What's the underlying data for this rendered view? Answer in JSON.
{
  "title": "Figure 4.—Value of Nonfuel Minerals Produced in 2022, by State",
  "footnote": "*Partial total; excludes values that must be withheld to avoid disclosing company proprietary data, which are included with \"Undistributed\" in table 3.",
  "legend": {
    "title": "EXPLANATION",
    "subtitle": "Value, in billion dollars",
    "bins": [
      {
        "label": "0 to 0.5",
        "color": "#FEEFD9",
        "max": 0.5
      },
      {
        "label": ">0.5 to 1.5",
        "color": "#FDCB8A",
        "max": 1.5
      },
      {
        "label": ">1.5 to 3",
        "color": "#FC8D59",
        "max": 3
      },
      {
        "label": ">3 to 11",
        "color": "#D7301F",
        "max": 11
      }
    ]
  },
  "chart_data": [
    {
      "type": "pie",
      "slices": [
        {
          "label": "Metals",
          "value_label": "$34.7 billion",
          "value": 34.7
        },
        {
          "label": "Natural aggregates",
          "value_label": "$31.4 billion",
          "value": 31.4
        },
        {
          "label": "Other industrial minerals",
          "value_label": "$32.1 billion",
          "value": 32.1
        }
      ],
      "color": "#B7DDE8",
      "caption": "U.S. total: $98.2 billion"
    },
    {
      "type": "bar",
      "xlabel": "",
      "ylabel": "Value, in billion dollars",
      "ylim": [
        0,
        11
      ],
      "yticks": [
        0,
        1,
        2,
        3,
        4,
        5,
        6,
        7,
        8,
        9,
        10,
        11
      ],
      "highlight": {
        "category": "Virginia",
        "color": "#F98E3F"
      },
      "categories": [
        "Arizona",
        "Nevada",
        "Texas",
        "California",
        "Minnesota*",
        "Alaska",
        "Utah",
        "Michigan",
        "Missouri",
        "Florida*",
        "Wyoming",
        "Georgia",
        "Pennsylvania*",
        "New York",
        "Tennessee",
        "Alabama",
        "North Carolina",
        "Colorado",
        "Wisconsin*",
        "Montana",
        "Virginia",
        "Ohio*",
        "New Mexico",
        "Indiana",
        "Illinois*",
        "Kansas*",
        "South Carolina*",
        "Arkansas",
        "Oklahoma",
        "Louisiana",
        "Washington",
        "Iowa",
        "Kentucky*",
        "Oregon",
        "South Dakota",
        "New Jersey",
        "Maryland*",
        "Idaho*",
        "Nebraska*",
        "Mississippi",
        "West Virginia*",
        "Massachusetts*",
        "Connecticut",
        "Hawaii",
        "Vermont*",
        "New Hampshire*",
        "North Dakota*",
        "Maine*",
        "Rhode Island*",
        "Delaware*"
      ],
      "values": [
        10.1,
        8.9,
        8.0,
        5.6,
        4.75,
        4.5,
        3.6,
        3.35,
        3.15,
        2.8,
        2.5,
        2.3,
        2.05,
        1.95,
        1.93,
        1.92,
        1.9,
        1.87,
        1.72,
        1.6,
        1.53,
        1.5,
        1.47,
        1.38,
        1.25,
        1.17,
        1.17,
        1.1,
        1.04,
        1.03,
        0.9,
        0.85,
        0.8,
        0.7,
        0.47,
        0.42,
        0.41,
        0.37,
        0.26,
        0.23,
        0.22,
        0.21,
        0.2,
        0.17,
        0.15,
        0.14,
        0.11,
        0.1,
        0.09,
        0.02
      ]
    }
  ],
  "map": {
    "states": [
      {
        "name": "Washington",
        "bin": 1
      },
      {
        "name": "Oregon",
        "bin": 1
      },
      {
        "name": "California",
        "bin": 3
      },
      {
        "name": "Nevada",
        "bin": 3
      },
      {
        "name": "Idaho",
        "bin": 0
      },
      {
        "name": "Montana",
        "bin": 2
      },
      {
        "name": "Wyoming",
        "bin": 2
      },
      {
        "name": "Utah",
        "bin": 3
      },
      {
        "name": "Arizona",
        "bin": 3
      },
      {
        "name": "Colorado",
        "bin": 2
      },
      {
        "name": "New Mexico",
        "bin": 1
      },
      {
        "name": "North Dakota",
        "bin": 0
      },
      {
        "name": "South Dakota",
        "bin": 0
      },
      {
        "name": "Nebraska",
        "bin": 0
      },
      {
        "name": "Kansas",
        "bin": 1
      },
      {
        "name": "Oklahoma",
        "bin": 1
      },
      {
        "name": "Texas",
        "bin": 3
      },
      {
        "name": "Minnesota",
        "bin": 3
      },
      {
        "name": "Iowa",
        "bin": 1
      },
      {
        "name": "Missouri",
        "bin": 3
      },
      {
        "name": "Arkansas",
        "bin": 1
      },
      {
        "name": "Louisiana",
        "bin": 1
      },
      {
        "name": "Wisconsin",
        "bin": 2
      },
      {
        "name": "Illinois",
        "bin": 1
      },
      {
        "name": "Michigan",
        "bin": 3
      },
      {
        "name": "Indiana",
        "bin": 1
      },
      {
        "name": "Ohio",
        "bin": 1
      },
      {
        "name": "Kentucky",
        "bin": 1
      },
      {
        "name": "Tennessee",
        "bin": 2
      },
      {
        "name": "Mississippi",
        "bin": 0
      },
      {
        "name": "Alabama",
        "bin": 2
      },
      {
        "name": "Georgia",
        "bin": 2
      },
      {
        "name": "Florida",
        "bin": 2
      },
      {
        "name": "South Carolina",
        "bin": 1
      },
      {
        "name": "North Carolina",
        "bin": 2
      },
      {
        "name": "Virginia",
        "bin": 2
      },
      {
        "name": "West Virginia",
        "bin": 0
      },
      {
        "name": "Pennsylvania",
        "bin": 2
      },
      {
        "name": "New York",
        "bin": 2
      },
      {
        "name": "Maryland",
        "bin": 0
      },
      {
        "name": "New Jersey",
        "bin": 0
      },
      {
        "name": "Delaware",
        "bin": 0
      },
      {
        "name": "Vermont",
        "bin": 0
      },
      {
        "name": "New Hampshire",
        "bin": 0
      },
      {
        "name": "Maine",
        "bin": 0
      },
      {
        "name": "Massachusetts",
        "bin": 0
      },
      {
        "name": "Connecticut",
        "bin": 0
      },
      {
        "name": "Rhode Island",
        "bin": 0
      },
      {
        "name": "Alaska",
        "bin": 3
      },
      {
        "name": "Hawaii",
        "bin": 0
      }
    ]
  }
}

____________________

- [WHAT THE TASK REQUIRES]
Produce a verbatim transcription of the entries above.

- [OUTPUT FOR THIS TASK]
What's the underlying data for this rendered view? Answer in JSON.
{
  "title": "Figure 4.—Value of Nonfuel Minerals Produced in 2022, by State",
  "footnote": "*Partial total; excludes values that must be withheld to avoid disclosing company proprietary data, which are included with \"Undistributed\" in table 3.",
  "legend": {
    "title": "EXPLANATION",
    "subtitle": "Value, in billion dollars",
    "bins": [
      {
        "label": "0 to 0.5",
        "color": "#FEEFD9",
        "max": 0.5
      },
      {
        "label": ">0.5 to 1.5",
        "color": "#FDCB8A",
        "max": 1.5
      },
      {
        "label": ">1.5 to 3",
        "color": "#FC8D59",
        "max": 3
      },
      {
        "label": ">3 to 11",
        "color": "#D7301F",
        "max": 11
      }
    ]
  },
  "chart_data": [
    {
      "type": "pie",
      "slices": [
        {
          "label": "Metals",
          "value_label": "$34.7 billion",
          "value": 34.7
        },
        {
          "label": "Natural aggregates",
          "value_label": "$31.4 billion",
          "value": 31.4
        },
        {
          "label": "Other industrial minerals",
          "value_label": "$32.1 billion",
          "value": 32.1
        }
      ],
      "color": "#B7DDE8",
      "caption": "U.S. total: $98.2 billion"
    },
    {
      "type": "bar",
      "xlabel": "",
      "ylabel": "Value, in billion dollars",
      "ylim": [
        0,
        11
      ],
      "yticks": [
        0,
        1,
        2,
        3,
        4,
        5,
        6,
        7,
        8,
        9,
        10,
        11
      ],
      "highlight": {
        "category": "Virginia",
        "color": "#F98E3F"
      },
      "categories": [
        "Arizona",
        "Nevada",
        "Texas",
        "California",
        "Minnesota*",
        "Alaska",
        "Utah",
        "Michigan",
        "Missouri",
        "Florida*",
        "Wyoming",
        "Georgia",
        "Pennsylvania*",
        "New York",
        "Tennessee",
        "Alabama",
        "North Carolina",
        "Colorado",
        "Wisconsin*",
        "Montana",
        "Virginia",
        "Ohio*",
        "New Mexico",
        "Indiana",
        "Illinois*",
        "Kansas*",
        "South Carolina*",
        "Arkansas",
        "Oklahoma",
        "Louisiana",
        "Washington",
        "Iowa",
        "Kentucky*",
        "Oregon",
        "South Dakota",
        "New Jersey",
        "Maryland*",
        "Idaho*",
        "Nebraska*",
        "Mississippi",
        "West Virginia*",
        "Massachusetts*",
        "Connecticut",
        "Hawaii",
        "Vermont*",
        "New Hampshire*",
        "North Dakota*",
        "Maine*",
        "Rhode Island*",
        "Delaware*"
      ],
      "values": [
        10.1,
        8.9,
        8.0,
        5.6,
        4.75,
        4.5,
        3.6,
        3.35,
        3.15,
        2.8,
        2.5,
        2.3,
        2.05,
        1.95,
        1.93,
        1.92,
        1.9,
        1.87,
        1.72,
        1.6,
        1.53,
        1.5,
        1.47,
        1.38,
        1.25,
        1.17,
        1.17,
        1.1,
        1.04,
        1.03,
        0.9,
        0.85,
        0.8,
        0.7,
        0.47,
        0.42,
        0.41,
        0.37,
        0.26,
        0.23,
        0.22,
        0.21,
        0.2,
        0.17,
        0.15,
        0.14,
        0.11,
        0.1,
        0.09,
        0.02
      ]
    }
  ],
  "map": {
    "states": [
      {
        "name": "Washington",
        "bin": 1
      },
      {
        "name": "Oregon",
        "bin": 1
      },
      {
        "name": "California",
        "bin": 3
      },
      {
        "name": "Nevada",
        "bin": 3
      },
      {
        "name": "Idaho",
        "bin": 0
      },
      {
        "name": "Montana",
        "bin": 2
      },
      {
        "name": "Wyoming",
        "bin": 2
      },
      {
        "name": "Utah",
        "bin": 3
      },
      {
        "name": "Arizona",
        "bin": 3
      },
      {
        "name": "Colorado",
        "bin": 2
      },
      {
        "name": "New Mexico",
        "bin": 1
      },
      {
        "name": "North Dakota",
        "bin": 0
      },
      {
        "name": "South Dakota",
        "bin": 0
      },
      {
        "name": "Nebraska",
        "bin": 0
      },
      {
        "name": "Kansas",
        "bin": 1
      },
      {
        "name": "Oklahoma",
        "bin": 1
      },
      {
        "name": "Texas",
        "bin": 3
      },
      {
        "name": "Minnesota",
        "bin": 3
      },
      {
        "name": "Iowa",
        "bin": 1
      },
      {
        "name": "Missouri",
        "bin": 3
      },
      {
        "name": "Arkansas",
        "bin": 1
      },
      {
        "name": "Louisiana",
        "bin": 1
      },
      {
        "name": "Wisconsin",
        "bin": 2
      },
      {
        "name": "Illinois",
        "bin": 1
      },
      {
        "name": "Michigan",
        "bin": 3
      },
      {
        "name": "Indiana",
        "bin": 1
      },
      {
        "name": "Ohio",
        "bin": 1
      },
      {
        "name": "Kentucky",
        "bin": 1
      },
      {
        "name": "Tennessee",
        "bin": 2
      },
      {
        "name": "Mississippi",
        "bin": 0
      },
      {
        "name": "Alabama",
        "bin": 2
      },
      {
        "name": "Georgia",
        "bin": 2
      },
      {
        "name": "Florida",
        "bin": 2
      },
      {
        "name": "South Carolina",
        "bin": 1
      },
      {
        "name": "North Carolina",
        "bin": 2
      },
      {
        "name": "Virginia",
        "bin": 2
      },
      {
        "name": "West Virginia",
        "bin": 0
      },
      {
        "name": "Pennsylvania",
        "bin": 2
      },
      {
        "name": "New York",
        "bin": 2
      },
      {
        "name": "Maryland",
        "bin": 0
      },
      {
        "name": "New Jersey",
        "bin": 0
      },
      {
        "name": "Delaware",
        "bin": 0
      },
      {
        "name": "Vermont",
        "bin": 0
      },
      {
        "name": "New Hampshire",
        "bin": 0
      },
      {
        "name": "Maine",
        "bin": 0
      },
      {
        "name": "Massachusetts",
        "bin": 0
      },
      {
        "name": "Connecticut",
        "bin": 0
      },
      {
        "name": "Rhode Island",
        "bin": 0
      },
      {
        "name": "Alaska",
        "bin": 3
      },
      {
        "name": "Hawaii",
        "bin": 0
      }
    ]
  }
}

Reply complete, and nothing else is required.